__Written exercise__. The records below must be written out exactly, with every picture left behind.

__Data supplied__.
◆ ◆ ◆

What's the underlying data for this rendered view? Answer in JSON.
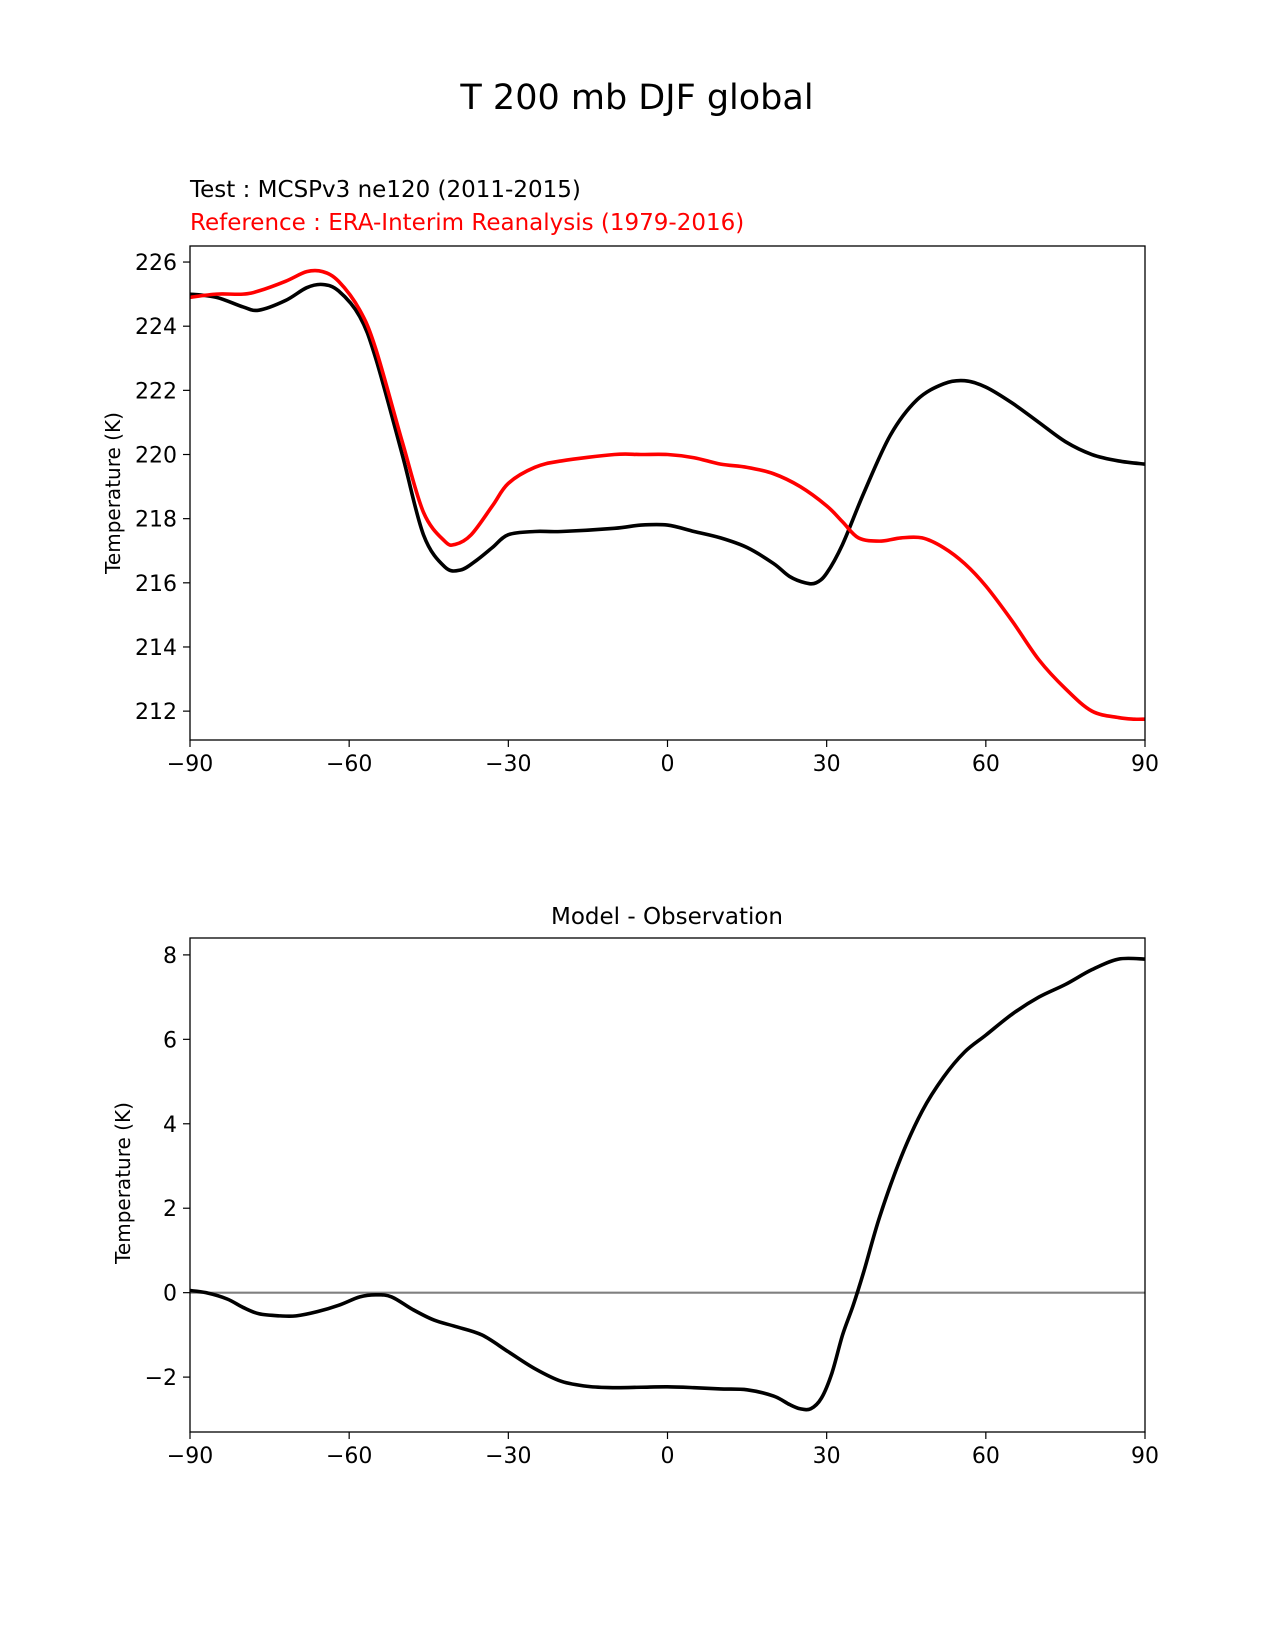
{
  "figure": {
    "title": "T 200 mb DJF global"
  },
  "chart_data": [
    {
      "type": "line",
      "test_label": "Test : MCSPv3 ne120 (2011-2015)",
      "reference_label": "Reference : ERA-Interim Reanalysis (1979-2016)",
      "xlabel": "",
      "ylabel": "Temperature (K)",
      "xlim": [
        -90,
        90
      ],
      "ylim": [
        211.1,
        226.5
      ],
      "xticks": [
        -90,
        -60,
        -30,
        0,
        30,
        60,
        90
      ],
      "xtick_labels": [
        "−90",
        "−60",
        "−30",
        "0",
        "30",
        "60",
        "90"
      ],
      "yticks": [
        212,
        214,
        216,
        218,
        220,
        222,
        224,
        226
      ],
      "yaxis_side": "left",
      "grid": false,
      "series": [
        {
          "color": "#000000",
          "x": [
            -90,
            -85,
            -80,
            -77,
            -72,
            -68,
            -65,
            -62,
            -58,
            -55,
            -50,
            -46,
            -42,
            -39,
            -36,
            -33,
            -30,
            -25,
            -20,
            -10,
            -5,
            0,
            5,
            10,
            15,
            20,
            23,
            26,
            28,
            30,
            33,
            37,
            42,
            47,
            52,
            56,
            60,
            65,
            70,
            75,
            80,
            85,
            90
          ],
          "y": [
            225.0,
            224.9,
            224.6,
            224.5,
            224.8,
            225.2,
            225.3,
            225.1,
            224.3,
            223.0,
            220.0,
            217.5,
            216.5,
            216.4,
            216.7,
            217.1,
            217.5,
            217.6,
            217.6,
            217.7,
            217.8,
            217.8,
            217.6,
            217.4,
            217.1,
            216.6,
            216.2,
            216.0,
            216.0,
            216.3,
            217.2,
            218.8,
            220.6,
            221.7,
            222.2,
            222.3,
            222.1,
            221.6,
            221.0,
            220.4,
            220.0,
            219.8,
            219.7
          ]
        },
        {
          "color": "#ff0000",
          "x": [
            -90,
            -85,
            -80,
            -77,
            -72,
            -68,
            -65,
            -62,
            -58,
            -55,
            -50,
            -46,
            -42,
            -40,
            -37,
            -33,
            -30,
            -25,
            -20,
            -10,
            -5,
            0,
            5,
            10,
            15,
            20,
            25,
            30,
            33,
            36,
            40,
            44,
            48,
            52,
            56,
            60,
            65,
            70,
            75,
            80,
            85,
            88,
            90
          ],
          "y": [
            224.9,
            225.0,
            225.0,
            225.1,
            225.4,
            225.7,
            225.7,
            225.4,
            224.5,
            223.3,
            220.4,
            218.2,
            217.3,
            217.2,
            217.5,
            218.4,
            219.1,
            219.6,
            219.8,
            220.0,
            220.0,
            220.0,
            219.9,
            219.7,
            219.6,
            219.4,
            219.0,
            218.4,
            217.9,
            217.4,
            217.3,
            217.4,
            217.4,
            217.1,
            216.6,
            215.9,
            214.8,
            213.6,
            212.7,
            212.0,
            211.8,
            211.75,
            211.75
          ]
        }
      ]
    },
    {
      "type": "line",
      "title": "Model - Observation",
      "xlabel": "",
      "ylabel": "Temperature (K)",
      "xlim": [
        -90,
        90
      ],
      "ylim": [
        -3.3,
        8.4
      ],
      "xticks": [
        -90,
        -60,
        -30,
        0,
        30,
        60,
        90
      ],
      "xtick_labels": [
        "−90",
        "−60",
        "−30",
        "0",
        "30",
        "60",
        "90"
      ],
      "yticks": [
        -2,
        0,
        2,
        4,
        6,
        8
      ],
      "ytick_labels": [
        "−2",
        "0",
        "2",
        "4",
        "6",
        "8"
      ],
      "grid": false,
      "zero_line": {
        "y": 0,
        "color": "#808080"
      },
      "series": [
        {
          "color": "#000000",
          "x": [
            -90,
            -87,
            -83,
            -80,
            -77,
            -73,
            -70,
            -66,
            -62,
            -58,
            -55,
            -52,
            -48,
            -44,
            -40,
            -35,
            -30,
            -25,
            -20,
            -15,
            -10,
            -5,
            0,
            5,
            10,
            15,
            20,
            23,
            25,
            27,
            29,
            31,
            33,
            35,
            37,
            40,
            44,
            48,
            52,
            56,
            60,
            65,
            70,
            75,
            80,
            85,
            90
          ],
          "y": [
            0.05,
            0.0,
            -0.15,
            -0.35,
            -0.5,
            -0.55,
            -0.55,
            -0.45,
            -0.3,
            -0.1,
            -0.05,
            -0.1,
            -0.4,
            -0.65,
            -0.8,
            -1.0,
            -1.4,
            -1.8,
            -2.1,
            -2.22,
            -2.25,
            -2.24,
            -2.23,
            -2.25,
            -2.28,
            -2.3,
            -2.45,
            -2.65,
            -2.75,
            -2.75,
            -2.5,
            -1.9,
            -1.0,
            -0.3,
            0.5,
            1.8,
            3.2,
            4.3,
            5.1,
            5.7,
            6.1,
            6.6,
            7.0,
            7.3,
            7.65,
            7.9,
            7.9
          ]
        }
      ]
    }
  ]
}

◆ ◆ ◆

__Result of this task__.
What's the underlying data for this rendered view? Answer in JSON.
{
  "figure": {
    "title": "T 200 mb DJF global"
  },
  "chart_data": [
    {
      "type": "line",
      "test_label": "Test : MCSPv3 ne120 (2011-2015)",
      "reference_label": "Reference : ERA-Interim Reanalysis (1979-2016)",
      "xlabel": "",
      "ylabel": "Temperature (K)",
      "xlim": [
        -90,
        90
      ],
      "ylim": [
        211.1,
        226.5
      ],
      "xticks": [
        -90,
        -60,
        -30,
        0,
        30,
        60,
        90
      ],
      "xtick_labels": [
        "−90",
        "−60",
        "−30",
        "0",
        "30",
        "60",
        "90"
      ],
      "yticks": [
        212,
        214,
        216,
        218,
        220,
        222,
        224,
        226
      ],
      "yaxis_side": "left",
      "grid": false,
      "series": [
        {
          "color": "#000000",
          "x": [
            -90,
            -85,
            -80,
            -77,
            -72,
            -68,
            -65,
            -62,
            -58,
            -55,
            -50,
            -46,
            -42,
            -39,
            -36,
            -33,
            -30,
            -25,
            -20,
            -10,
            -5,
            0,
            5,
            10,
            15,
            20,
            23,
            26,
            28,
            30,
            33,
            37,
            42,
            47,
            52,
            56,
            60,
            65,
            70,
            75,
            80,
            85,
            90
          ],
          "y": [
            225.0,
            224.9,
            224.6,
            224.5,
            224.8,
            225.2,
            225.3,
            225.1,
            224.3,
            223.0,
            220.0,
            217.5,
            216.5,
            216.4,
            216.7,
            217.1,
            217.5,
            217.6,
            217.6,
            217.7,
            217.8,
            217.8,
            217.6,
            217.4,
            217.1,
            216.6,
            216.2,
            216.0,
            216.0,
            216.3,
            217.2,
            218.8,
            220.6,
            221.7,
            222.2,
            222.3,
            222.1,
            221.6,
            221.0,
            220.4,
            220.0,
            219.8,
            219.7
          ]
        },
        {
          "color": "#ff0000",
          "x": [
            -90,
            -85,
            -80,
            -77,
            -72,
            -68,
            -65,
            -62,
            -58,
            -55,
            -50,
            -46,
            -42,
            -40,
            -37,
            -33,
            -30,
            -25,
            -20,
            -10,
            -5,
            0,
            5,
            10,
            15,
            20,
            25,
            30,
            33,
            36,
            40,
            44,
            48,
            52,
            56,
            60,
            65,
            70,
            75,
            80,
            85,
            88,
            90
          ],
          "y": [
            224.9,
            225.0,
            225.0,
            225.1,
            225.4,
            225.7,
            225.7,
            225.4,
            224.5,
            223.3,
            220.4,
            218.2,
            217.3,
            217.2,
            217.5,
            218.4,
            219.1,
            219.6,
            219.8,
            220.0,
            220.0,
            220.0,
            219.9,
            219.7,
            219.6,
            219.4,
            219.0,
            218.4,
            217.9,
            217.4,
            217.3,
            217.4,
            217.4,
            217.1,
            216.6,
            215.9,
            214.8,
            213.6,
            212.7,
            212.0,
            211.8,
            211.75,
            211.75
          ]
        }
      ]
    },
    {
      "type": "line",
      "title": "Model - Observation",
      "xlabel": "",
      "ylabel": "Temperature (K)",
      "xlim": [
        -90,
        90
      ],
      "ylim": [
        -3.3,
        8.4
      ],
      "xticks": [
        -90,
        -60,
        -30,
        0,
        30,
        60,
        90
      ],
      "xtick_labels": [
        "−90",
        "−60",
        "−30",
        "0",
        "30",
        "60",
        "90"
      ],
      "yticks": [
        -2,
        0,
        2,
        4,
        6,
        8
      ],
      "ytick_labels": [
        "−2",
        "0",
        "2",
        "4",
        "6",
        "8"
      ],
      "grid": false,
      "zero_line": {
        "y": 0,
        "color": "#808080"
      },
      "series": [
        {
          "color": "#000000",
          "x": [
            -90,
            -87,
            -83,
            -80,
            -77,
            -73,
            -70,
            -66,
            -62,
            -58,
            -55,
            -52,
            -48,
            -44,
            -40,
            -35,
            -30,
            -25,
            -20,
            -15,
            -10,
            -5,
            0,
            5,
            10,
            15,
            20,
            23,
            25,
            27,
            29,
            31,
            33,
            35,
            37,
            40,
            44,
            48,
            52,
            56,
            60,
            65,
            70,
            75,
            80,
            85,
            90
          ],
          "y": [
            0.05,
            0.0,
            -0.15,
            -0.35,
            -0.5,
            -0.55,
            -0.55,
            -0.45,
            -0.3,
            -0.1,
            -0.05,
            -0.1,
            -0.4,
            -0.65,
            -0.8,
            -1.0,
            -1.4,
            -1.8,
            -2.1,
            -2.22,
            -2.25,
            -2.24,
            -2.23,
            -2.25,
            -2.28,
            -2.3,
            -2.45,
            -2.65,
            -2.75,
            -2.75,
            -2.5,
            -1.9,
            -1.0,
            -0.3,
            0.5,
            1.8,
            3.2,
            4.3,
            5.1,
            5.7,
            6.1,
            6.6,
            7.0,
            7.3,
            7.65,
            7.9,
            7.9
          ]
        }
      ]
    }
  ]
}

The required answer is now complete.